Nelle settimane scorse le associazione ambientaliste Legambiente, Italia Nostra, Inu, Fai, Lipu e Wwf hanno apprezzato che la Giunta Regionale si muovesse per la salvaguardia del nostro pregevole e fragile patrimonio storico, naturale, identitario e paesaggistico con il dispositivo di revoca della DGR 45/2 del 25 ottobre 2013, contenuto nella DGR 39/1 del 10 ottobre 2014. Era dunque lecito sperare che l’Amministrazione regionale ponesse davvero mano, con massima sollecitudine ed assoluta priorità, alla revisione della legge urbanistica, alla semplificazione procedurale, alla estensione del piano paesaggistico regionale alle zone interne, alla rapida attuazione del medesimo PPR mediante formazione e adeguamento di tutti gli strumenti urbanistici locali (Piani Urbanistici Comunali, Piani Urbanistici InterComunali e Piani attuativi). Invece l'approvazione del Ddl Casa elaborato dalla Giunta Regionale si rischia di produrre molteplici effetti di segno contrario rispetto agli intenti condivisibili sopra richiamati.

Occorre peraltro ricordare che le normative regionali in materia di Piano Casa derivano dal contenuto dell'Intesa 31 marzo 2009 della Conferenza Stato-Regioni ed Enti Locali, che si poneva quali obiettivi quelli di fronteggiare la crisi mediante un riavvio dell'attività edilizia, rispondere ai bisogni abitativi di categorie sociali disagiate, introdurre incisive misure di semplificazione procedurale, migliorare la qualità architettonica e/o energetica degli edifici, e promuovere interventi straordinari di demolizione e ricostruzione.

#### [Cose da fare]
A: Trasforma in un elenco il paragrafo del testo sul Piano Casa che comincia con «Occorre peraltro ricordare», tenendo i fatti principali.
B: Prosegui il testo sul Piano Casa partendo dopo la sua ultima frase.

#### [Elenco dei record]
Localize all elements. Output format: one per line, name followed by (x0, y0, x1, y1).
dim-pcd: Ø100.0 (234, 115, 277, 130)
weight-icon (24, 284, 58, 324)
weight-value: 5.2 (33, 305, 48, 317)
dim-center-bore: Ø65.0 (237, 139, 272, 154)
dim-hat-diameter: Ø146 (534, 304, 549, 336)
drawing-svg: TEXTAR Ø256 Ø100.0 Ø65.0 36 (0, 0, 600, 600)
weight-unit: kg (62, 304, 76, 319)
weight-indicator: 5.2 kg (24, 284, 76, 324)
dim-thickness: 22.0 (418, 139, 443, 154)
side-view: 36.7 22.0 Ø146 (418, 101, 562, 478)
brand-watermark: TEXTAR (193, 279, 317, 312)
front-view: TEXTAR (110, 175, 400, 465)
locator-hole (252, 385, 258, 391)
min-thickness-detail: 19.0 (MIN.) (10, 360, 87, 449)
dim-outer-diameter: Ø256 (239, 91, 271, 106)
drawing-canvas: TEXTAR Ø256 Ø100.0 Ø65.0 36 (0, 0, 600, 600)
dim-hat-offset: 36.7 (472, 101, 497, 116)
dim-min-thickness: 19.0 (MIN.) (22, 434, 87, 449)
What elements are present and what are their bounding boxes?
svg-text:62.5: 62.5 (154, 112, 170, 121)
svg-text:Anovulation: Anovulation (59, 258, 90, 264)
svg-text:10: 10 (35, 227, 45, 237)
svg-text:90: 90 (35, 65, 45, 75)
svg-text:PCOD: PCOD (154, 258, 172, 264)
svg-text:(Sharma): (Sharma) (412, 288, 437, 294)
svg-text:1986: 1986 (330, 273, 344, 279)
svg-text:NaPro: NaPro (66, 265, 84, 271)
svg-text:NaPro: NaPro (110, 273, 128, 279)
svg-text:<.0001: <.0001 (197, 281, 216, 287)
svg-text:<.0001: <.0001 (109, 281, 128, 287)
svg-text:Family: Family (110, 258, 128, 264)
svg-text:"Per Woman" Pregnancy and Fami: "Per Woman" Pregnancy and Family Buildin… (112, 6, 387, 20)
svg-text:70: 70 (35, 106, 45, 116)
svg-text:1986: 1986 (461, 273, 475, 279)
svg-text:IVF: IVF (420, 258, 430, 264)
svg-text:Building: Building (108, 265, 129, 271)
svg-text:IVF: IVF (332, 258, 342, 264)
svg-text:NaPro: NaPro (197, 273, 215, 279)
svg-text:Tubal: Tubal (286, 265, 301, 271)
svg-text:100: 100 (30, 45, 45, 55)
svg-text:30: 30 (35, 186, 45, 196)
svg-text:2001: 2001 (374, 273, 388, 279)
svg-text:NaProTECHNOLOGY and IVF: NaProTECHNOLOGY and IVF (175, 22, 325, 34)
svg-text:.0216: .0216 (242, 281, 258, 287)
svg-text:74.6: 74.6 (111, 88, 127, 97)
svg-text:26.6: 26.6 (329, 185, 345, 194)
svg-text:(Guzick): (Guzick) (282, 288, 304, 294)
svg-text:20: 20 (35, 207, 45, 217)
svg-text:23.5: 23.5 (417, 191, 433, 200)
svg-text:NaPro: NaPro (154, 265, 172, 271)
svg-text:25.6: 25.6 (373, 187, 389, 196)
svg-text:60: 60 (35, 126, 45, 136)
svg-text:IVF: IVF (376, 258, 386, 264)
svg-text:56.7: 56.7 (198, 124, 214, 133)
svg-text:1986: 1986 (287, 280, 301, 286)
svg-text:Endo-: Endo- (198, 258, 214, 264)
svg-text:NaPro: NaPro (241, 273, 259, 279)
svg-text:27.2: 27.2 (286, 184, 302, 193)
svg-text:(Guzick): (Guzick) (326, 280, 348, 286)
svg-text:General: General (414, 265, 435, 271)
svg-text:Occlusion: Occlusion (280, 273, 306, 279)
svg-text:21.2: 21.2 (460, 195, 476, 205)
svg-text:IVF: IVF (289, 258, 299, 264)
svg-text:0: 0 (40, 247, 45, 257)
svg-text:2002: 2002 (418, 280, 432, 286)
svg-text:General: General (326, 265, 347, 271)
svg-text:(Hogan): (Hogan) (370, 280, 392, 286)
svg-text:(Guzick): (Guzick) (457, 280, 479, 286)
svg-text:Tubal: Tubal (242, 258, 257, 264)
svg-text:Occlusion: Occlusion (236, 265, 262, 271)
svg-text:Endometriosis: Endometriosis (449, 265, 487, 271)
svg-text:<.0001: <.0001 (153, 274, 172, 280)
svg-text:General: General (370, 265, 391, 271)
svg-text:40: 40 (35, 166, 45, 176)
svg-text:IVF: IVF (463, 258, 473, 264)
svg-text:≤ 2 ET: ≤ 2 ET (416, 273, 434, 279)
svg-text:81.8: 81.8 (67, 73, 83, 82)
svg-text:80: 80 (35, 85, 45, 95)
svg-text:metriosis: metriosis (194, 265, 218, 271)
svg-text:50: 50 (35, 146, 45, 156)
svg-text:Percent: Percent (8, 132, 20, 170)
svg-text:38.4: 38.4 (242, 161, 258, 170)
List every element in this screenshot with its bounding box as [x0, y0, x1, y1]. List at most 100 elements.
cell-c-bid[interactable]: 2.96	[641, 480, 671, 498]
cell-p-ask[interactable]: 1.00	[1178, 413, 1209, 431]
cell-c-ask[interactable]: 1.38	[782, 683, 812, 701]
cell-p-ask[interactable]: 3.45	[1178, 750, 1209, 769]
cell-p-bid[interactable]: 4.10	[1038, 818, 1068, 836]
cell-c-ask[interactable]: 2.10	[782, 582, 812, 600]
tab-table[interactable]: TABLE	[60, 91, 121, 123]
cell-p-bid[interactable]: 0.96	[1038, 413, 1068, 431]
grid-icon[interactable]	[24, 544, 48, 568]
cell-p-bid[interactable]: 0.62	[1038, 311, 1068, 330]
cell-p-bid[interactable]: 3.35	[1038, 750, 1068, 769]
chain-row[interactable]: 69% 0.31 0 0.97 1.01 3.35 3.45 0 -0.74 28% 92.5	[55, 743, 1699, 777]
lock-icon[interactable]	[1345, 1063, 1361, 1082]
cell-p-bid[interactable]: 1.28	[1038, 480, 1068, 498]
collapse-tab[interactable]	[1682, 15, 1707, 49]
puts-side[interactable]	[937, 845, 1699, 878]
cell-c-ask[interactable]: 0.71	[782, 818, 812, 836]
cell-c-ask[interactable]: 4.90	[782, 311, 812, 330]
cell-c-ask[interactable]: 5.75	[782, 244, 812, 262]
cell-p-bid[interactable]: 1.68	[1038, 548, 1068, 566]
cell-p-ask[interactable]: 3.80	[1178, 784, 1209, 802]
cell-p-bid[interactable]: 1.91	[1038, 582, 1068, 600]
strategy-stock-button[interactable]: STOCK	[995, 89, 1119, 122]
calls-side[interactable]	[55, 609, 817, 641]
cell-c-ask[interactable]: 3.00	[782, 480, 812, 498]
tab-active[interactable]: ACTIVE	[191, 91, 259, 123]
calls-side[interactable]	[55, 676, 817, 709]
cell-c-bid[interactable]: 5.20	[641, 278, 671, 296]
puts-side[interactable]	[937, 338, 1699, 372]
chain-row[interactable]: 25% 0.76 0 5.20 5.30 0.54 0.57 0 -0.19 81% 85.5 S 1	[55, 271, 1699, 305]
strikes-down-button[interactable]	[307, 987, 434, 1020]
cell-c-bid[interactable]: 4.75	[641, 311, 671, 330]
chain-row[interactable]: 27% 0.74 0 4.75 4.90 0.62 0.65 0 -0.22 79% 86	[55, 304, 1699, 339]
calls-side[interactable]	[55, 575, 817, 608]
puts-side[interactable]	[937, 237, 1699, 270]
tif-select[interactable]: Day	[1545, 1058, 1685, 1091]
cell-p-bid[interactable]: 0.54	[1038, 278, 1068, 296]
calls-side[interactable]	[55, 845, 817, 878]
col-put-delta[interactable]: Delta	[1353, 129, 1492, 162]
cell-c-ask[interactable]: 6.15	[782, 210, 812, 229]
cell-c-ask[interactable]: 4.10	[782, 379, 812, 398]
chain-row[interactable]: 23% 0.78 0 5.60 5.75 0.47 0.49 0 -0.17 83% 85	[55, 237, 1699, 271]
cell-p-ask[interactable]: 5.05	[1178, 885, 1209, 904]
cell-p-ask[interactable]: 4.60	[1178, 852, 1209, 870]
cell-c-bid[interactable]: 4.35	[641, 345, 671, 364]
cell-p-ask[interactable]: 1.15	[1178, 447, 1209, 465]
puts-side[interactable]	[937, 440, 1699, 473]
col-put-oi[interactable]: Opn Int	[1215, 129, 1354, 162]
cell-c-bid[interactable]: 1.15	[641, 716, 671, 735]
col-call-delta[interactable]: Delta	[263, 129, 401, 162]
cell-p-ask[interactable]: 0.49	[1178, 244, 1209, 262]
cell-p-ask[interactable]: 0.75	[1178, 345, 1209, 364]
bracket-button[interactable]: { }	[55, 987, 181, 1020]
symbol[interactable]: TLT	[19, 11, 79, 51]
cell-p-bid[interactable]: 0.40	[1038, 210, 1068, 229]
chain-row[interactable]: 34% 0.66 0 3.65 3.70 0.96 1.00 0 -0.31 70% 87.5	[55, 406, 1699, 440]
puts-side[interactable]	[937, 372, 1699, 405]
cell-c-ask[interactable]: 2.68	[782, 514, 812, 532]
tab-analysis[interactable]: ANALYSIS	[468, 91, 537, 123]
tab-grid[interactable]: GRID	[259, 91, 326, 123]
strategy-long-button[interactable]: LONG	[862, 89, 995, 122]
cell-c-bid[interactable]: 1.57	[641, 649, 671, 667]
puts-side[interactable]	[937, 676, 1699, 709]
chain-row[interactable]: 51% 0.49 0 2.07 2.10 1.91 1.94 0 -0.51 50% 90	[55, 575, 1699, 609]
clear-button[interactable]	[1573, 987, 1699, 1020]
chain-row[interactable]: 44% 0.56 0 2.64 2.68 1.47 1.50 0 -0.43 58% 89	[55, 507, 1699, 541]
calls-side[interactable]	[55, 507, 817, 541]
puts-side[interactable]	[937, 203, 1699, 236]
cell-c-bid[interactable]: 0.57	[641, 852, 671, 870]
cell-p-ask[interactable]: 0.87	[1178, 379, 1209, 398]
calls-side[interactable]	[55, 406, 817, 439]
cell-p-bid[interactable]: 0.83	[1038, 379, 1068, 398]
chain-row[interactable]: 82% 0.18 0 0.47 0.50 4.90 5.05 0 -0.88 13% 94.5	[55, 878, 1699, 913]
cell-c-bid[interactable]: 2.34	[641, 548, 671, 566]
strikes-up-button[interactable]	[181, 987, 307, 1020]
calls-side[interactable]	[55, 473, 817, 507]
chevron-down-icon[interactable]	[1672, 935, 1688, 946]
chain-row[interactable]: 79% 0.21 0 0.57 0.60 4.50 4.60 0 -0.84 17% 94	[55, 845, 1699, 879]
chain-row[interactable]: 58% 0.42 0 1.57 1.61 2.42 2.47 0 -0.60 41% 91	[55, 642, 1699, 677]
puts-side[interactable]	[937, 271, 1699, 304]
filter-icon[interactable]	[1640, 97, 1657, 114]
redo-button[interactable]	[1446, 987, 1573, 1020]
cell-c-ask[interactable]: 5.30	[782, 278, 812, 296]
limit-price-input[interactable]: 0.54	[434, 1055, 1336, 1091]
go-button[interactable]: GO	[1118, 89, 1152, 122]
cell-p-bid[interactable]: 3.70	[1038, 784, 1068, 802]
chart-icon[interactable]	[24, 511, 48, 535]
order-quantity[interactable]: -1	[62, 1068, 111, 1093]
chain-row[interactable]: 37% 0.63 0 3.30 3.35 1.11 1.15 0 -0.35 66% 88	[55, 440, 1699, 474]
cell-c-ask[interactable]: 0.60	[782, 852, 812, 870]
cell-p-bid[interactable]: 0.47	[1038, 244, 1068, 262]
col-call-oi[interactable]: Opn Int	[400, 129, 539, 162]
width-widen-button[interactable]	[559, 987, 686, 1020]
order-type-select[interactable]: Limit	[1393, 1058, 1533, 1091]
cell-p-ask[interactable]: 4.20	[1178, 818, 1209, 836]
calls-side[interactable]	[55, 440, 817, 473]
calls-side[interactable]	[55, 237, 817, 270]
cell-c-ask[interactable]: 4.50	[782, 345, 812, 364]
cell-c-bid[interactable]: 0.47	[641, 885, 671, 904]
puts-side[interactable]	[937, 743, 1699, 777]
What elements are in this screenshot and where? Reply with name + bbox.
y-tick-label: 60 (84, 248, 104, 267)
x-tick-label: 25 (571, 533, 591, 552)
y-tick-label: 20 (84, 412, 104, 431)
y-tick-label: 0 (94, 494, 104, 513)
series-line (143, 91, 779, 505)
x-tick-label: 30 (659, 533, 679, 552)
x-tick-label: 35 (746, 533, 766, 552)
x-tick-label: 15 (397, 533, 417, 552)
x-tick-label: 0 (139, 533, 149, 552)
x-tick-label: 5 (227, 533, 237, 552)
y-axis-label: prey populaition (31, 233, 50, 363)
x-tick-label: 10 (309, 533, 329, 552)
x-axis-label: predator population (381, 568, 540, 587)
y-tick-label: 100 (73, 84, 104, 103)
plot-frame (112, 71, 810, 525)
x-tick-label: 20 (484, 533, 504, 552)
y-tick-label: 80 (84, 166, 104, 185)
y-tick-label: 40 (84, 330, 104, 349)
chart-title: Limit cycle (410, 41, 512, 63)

#### [Le risposte]
A:
- Le norme regionali sul Piano Casa derivano dall'Intesa del 31 marzo 2009 della Conferenza Stato-Regioni ed Enti Locali.
- Gli obiettivi dell'Intesa erano:
  - affrontare la crisi facendo ripartire l'attività edilizia;
  - rispondere ai bisogni di casa delle categorie sociali disagiate;
  - introdurre forti misure per semplificare le procedure;
  - migliorare la qualità architettonica e/o energetica degli edifici;
  - promuovere interventi straordinari di demolizione e ricostruzione.

B:
Ma secondo l'Intesa citata, gli interventi edilizi non avrebbero potuto riferirsi ad edifici abusivi, né riguardare i centri storici o le aree di inedificabilità assoluta, e le leggi regionali potevano individuare gli ambiti nei quali gli interventi fossero esclusi o limitati, con particolare riferimento ai beni culturali e alle aree di pregio ambientale e paesaggistico, nonché gli ambiti nei quali i medesimi interventi potessero essere favoriti con opportune incentivazioni e premialità finalizzate alla riqualificazione di aree urbane degradate.

La disciplina introdotta dalle leggi regionali avrebbe dovuto avere validità temporalmente definita, comunque non superiore a 18 mesi: il Piano Casa proposto dal governo nazionale nel 2009 e concertato con le Regioni in sede di Conferenza, così come le norme emanate dal Consiglio regionale della Sardegna negli anni scorsi, avevano dunque il carattere della temporaneità, mentre il DDL allegato alla DGR 39/1 del 10 ottobre 2014 reca misure definitive, in quanto non prevede un termine per la presentazione di richieste di permessi o di comunicazioni di inizio lavori, rendendo stabile un regime ammissibile solo in quanto temporaneo.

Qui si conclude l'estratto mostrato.